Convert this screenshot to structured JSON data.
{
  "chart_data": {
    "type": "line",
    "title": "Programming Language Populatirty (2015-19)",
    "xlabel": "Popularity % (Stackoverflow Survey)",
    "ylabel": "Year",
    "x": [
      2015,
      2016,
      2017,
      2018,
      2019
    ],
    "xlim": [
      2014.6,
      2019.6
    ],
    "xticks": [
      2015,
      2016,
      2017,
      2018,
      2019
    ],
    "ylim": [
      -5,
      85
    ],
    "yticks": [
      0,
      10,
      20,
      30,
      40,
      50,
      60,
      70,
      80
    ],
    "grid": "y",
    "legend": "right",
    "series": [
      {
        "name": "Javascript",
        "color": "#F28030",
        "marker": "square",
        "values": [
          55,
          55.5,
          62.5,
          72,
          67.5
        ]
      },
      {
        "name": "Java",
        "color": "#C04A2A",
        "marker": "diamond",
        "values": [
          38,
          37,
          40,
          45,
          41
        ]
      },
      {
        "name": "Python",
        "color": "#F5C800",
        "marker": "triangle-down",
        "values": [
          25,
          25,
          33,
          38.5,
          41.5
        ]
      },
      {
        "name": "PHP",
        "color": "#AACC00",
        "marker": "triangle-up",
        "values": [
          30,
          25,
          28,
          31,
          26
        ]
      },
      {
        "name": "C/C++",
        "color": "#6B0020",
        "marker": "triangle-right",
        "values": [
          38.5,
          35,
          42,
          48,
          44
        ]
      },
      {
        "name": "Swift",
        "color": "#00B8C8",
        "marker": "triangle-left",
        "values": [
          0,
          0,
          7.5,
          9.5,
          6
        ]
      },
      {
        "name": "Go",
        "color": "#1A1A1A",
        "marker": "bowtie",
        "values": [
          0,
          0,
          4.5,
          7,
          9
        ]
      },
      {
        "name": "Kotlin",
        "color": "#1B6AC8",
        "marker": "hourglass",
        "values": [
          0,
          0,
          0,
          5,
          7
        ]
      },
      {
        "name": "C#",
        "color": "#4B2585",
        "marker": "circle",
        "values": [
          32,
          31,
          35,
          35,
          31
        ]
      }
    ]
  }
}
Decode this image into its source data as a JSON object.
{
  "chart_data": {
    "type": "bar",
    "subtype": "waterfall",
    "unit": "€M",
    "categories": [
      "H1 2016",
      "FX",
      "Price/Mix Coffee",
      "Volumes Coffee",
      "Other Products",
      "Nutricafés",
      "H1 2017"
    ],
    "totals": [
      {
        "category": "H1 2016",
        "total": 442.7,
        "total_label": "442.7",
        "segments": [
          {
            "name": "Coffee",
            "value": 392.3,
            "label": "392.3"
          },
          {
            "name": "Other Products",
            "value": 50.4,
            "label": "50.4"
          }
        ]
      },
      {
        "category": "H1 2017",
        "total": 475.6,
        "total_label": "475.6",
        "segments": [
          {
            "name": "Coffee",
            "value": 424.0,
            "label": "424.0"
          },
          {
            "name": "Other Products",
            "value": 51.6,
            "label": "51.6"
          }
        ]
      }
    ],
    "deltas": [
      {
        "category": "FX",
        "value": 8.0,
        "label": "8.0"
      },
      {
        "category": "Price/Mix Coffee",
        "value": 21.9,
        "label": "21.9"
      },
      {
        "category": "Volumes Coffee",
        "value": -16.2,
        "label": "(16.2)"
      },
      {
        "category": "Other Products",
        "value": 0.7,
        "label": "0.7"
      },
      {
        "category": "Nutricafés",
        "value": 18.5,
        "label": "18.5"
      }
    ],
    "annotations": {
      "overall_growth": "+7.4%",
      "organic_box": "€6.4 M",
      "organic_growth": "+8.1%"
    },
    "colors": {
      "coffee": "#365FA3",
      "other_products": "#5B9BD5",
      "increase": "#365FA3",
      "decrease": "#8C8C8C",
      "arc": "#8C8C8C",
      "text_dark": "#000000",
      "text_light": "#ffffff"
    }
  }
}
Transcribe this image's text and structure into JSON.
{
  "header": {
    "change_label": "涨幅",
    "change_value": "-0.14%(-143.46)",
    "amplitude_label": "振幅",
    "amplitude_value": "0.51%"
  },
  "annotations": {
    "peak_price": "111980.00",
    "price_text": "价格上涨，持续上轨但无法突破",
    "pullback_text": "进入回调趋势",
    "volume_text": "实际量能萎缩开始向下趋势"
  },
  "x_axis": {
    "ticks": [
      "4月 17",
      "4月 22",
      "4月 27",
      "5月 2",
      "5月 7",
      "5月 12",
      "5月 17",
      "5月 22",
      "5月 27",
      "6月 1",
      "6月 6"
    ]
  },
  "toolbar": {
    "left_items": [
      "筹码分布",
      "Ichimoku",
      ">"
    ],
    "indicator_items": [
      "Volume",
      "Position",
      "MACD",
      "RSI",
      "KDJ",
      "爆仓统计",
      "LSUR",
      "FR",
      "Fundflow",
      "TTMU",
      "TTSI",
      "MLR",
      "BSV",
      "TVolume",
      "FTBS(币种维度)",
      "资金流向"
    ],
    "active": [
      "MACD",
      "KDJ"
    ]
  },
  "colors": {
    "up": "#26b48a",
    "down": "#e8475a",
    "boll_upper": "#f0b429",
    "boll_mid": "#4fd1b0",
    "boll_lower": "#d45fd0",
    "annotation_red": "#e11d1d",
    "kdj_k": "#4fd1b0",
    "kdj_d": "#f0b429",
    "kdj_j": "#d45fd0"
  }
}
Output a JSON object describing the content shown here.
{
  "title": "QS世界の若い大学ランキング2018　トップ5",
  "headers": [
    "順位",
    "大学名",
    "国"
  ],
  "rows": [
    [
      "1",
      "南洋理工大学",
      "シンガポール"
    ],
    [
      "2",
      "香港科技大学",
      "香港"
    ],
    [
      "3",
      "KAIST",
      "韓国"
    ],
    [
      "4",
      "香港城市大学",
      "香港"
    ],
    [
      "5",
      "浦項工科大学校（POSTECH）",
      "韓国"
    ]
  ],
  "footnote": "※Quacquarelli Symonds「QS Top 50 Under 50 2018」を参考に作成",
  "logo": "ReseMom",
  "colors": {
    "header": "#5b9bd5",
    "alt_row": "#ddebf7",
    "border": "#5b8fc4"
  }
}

---*---

GOAL: Copy every line of the records word for word.

TASK SOLUTION:
Convert this screenshot to structured JSON data.
{
  "chart_data": {
    "type": "line",
    "title": "Programming Language Populatirty (2015-19)",
    "xlabel": "Popularity % (Stackoverflow Survey)",
    "ylabel": "Year",
    "x": [
      2015,
      2016,
      2017,
      2018,
      2019
    ],
    "xlim": [
      2014.6,
      2019.6
    ],
    "xticks": [
      2015,
      2016,
      2017,
      2018,
      2019
    ],
    "ylim": [
      -5,
      85
    ],
    "yticks": [
      0,
      10,
      20,
      30,
      40,
      50,
      60,
      70,
      80
    ],
    "grid": "y",
    "legend": "right",
    "series": [
      {
        "name": "Javascript",
        "color": "#F28030",
        "marker": "square",
        "values": [
          55,
          55.5,
          62.5,
          72,
          67.5
        ]
      },
      {
        "name": "Java",
        "color": "#C04A2A",
        "marker": "diamond",
        "values": [
          38,
          37,
          40,
          45,
          41
        ]
      },
      {
        "name": "Python",
        "color": "#F5C800",
        "marker": "triangle-down",
        "values": [
          25,
          25,
          33,
          38.5,
          41.5
        ]
      },
      {
        "name": "PHP",
        "color": "#AACC00",
        "marker": "triangle-up",
        "values": [
          30,
          25,
          28,
          31,
          26
        ]
      },
      {
        "name": "C/C++",
        "color": "#6B0020",
        "marker": "triangle-right",
        "values": [
          38.5,
          35,
          42,
          48,
          44
        ]
      },
      {
        "name": "Swift",
        "color": "#00B8C8",
        "marker": "triangle-left",
        "values": [
          0,
          0,
          7.5,
          9.5,
          6
        ]
      },
      {
        "name": "Go",
        "color": "#1A1A1A",
        "marker": "bowtie",
        "values": [
          0,
          0,
          4.5,
          7,
          9
        ]
      },
      {
        "name": "Kotlin",
        "color": "#1B6AC8",
        "marker": "hourglass",
        "values": [
          0,
          0,
          0,
          5,
          7
        ]
      },
      {
        "name": "C#",
        "color": "#4B2585",
        "marker": "circle",
        "values": [
          32,
          31,
          35,
          35,
          31
        ]
      }
    ]
  }
}
Decode this image into its source data as a JSON object.
{
  "chart_data": {
    "type": "bar",
    "subtype": "waterfall",
    "unit": "€M",
    "categories": [
      "H1 2016",
      "FX",
      "Price/Mix Coffee",
      "Volumes Coffee",
      "Other Products",
      "Nutricafés",
      "H1 2017"
    ],
    "totals": [
      {
        "category": "H1 2016",
        "total": 442.7,
        "total_label": "442.7",
        "segments": [
          {
            "name": "Coffee",
            "value": 392.3,
            "label": "392.3"
          },
          {
            "name": "Other Products",
            "value": 50.4,
            "label": "50.4"
          }
        ]
      },
      {
        "category": "H1 2017",
        "total": 475.6,
        "total_label": "475.6",
        "segments": [
          {
            "name": "Coffee",
            "value": 424.0,
            "label": "424.0"
          },
          {
            "name": "Other Products",
            "value": 51.6,
            "label": "51.6"
          }
        ]
      }
    ],
    "deltas": [
      {
        "category": "FX",
        "value": 8.0,
        "label": "8.0"
      },
      {
        "category": "Price/Mix Coffee",
        "value": 21.9,
        "label": "21.9"
      },
      {
        "category": "Volumes Coffee",
        "value": -16.2,
        "label": "(16.2)"
      },
      {
        "category": "Other Products",
        "value": 0.7,
        "label": "0.7"
      },
      {
        "category": "Nutricafés",
        "value": 18.5,
        "label": "18.5"
      }
    ],
    "annotations": {
      "overall_growth": "+7.4%",
      "organic_box": "€6.4 M",
      "organic_growth": "+8.1%"
    },
    "colors": {
      "coffee": "#365FA3",
      "other_products": "#5B9BD5",
      "increase": "#365FA3",
      "decrease": "#8C8C8C",
      "arc": "#8C8C8C",
      "text_dark": "#000000",
      "text_light": "#ffffff"
    }
  }
}
Transcribe this image's text and structure into JSON.
{
  "header": {
    "change_label": "涨幅",
    "change_value": "-0.14%(-143.46)",
    "amplitude_label": "振幅",
    "amplitude_value": "0.51%"
  },
  "annotations": {
    "peak_price": "111980.00",
    "price_text": "价格上涨，持续上轨但无法突破",
    "pullback_text": "进入回调趋势",
    "volume_text": "实际量能萎缩开始向下趋势"
  },
  "x_axis": {
    "ticks": [
      "4月 17",
      "4月 22",
      "4月 27",
      "5月 2",
      "5月 7",
      "5月 12",
      "5月 17",
      "5月 22",
      "5月 27",
      "6月 1",
      "6月 6"
    ]
  },
  "toolbar": {
    "left_items": [
      "筹码分布",
      "Ichimoku",
      ">"
    ],
    "indicator_items": [
      "Volume",
      "Position",
      "MACD",
      "RSI",
      "KDJ",
      "爆仓统计",
      "LSUR",
      "FR",
      "Fundflow",
      "TTMU",
      "TTSI",
      "MLR",
      "BSV",
      "TVolume",
      "FTBS(币种维度)",
      "资金流向"
    ],
    "active": [
      "MACD",
      "KDJ"
    ]
  },
  "colors": {
    "up": "#26b48a",
    "down": "#e8475a",
    "boll_upper": "#f0b429",
    "boll_mid": "#4fd1b0",
    "boll_lower": "#d45fd0",
    "annotation_red": "#e11d1d",
    "kdj_k": "#4fd1b0",
    "kdj_d": "#f0b429",
    "kdj_j": "#d45fd0"
  }
}
Output a JSON object describing the content shown here.
{
  "title": "QS世界の若い大学ランキング2018　トップ5",
  "headers": [
    "順位",
    "大学名",
    "国"
  ],
  "rows": [
    [
      "1",
      "南洋理工大学",
      "シンガポール"
    ],
    [
      "2",
      "香港科技大学",
      "香港"
    ],
    [
      "3",
      "KAIST",
      "韓国"
    ],
    [
      "4",
      "香港城市大学",
      "香港"
    ],
    [
      "5",
      "浦項工科大学校（POSTECH）",
      "韓国"
    ]
  ],
  "footnote": "※Quacquarelli Symonds「QS Top 50 Under 50 2018」を参考に作成",
  "logo": "ReseMom",
  "colors": {
    "header": "#5b9bd5",
    "alt_row": "#ddebf7",
    "border": "#5b8fc4"
  }
}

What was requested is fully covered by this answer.